■ Task statement
Count how many lines of the data include "text". The answer is that number and nothing else.

Dataset items:

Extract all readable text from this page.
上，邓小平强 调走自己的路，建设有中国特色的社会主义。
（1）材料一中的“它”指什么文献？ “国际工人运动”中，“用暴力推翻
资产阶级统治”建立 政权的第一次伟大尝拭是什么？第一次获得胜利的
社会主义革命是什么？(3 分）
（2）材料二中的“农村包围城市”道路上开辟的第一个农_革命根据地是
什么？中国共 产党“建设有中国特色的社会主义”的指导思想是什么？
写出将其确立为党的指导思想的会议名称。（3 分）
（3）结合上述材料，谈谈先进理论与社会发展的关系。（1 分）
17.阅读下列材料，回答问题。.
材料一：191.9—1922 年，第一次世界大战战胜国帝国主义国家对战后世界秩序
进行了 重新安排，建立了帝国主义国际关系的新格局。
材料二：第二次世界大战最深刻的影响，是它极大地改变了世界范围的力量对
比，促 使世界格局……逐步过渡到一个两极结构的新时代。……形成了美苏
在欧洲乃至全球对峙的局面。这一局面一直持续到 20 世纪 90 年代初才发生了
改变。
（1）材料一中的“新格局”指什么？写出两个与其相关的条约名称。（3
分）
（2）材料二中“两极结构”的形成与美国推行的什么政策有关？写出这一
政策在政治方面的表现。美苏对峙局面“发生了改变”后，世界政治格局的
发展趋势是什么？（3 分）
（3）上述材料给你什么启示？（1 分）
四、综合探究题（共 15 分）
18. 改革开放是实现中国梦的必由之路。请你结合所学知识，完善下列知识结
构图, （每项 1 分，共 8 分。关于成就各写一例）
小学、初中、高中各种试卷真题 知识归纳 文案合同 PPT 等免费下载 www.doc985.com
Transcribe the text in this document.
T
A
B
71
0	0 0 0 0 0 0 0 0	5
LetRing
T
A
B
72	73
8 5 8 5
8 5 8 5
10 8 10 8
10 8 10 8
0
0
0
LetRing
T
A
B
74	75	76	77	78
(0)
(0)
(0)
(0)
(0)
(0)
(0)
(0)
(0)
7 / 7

■ Exercise output
2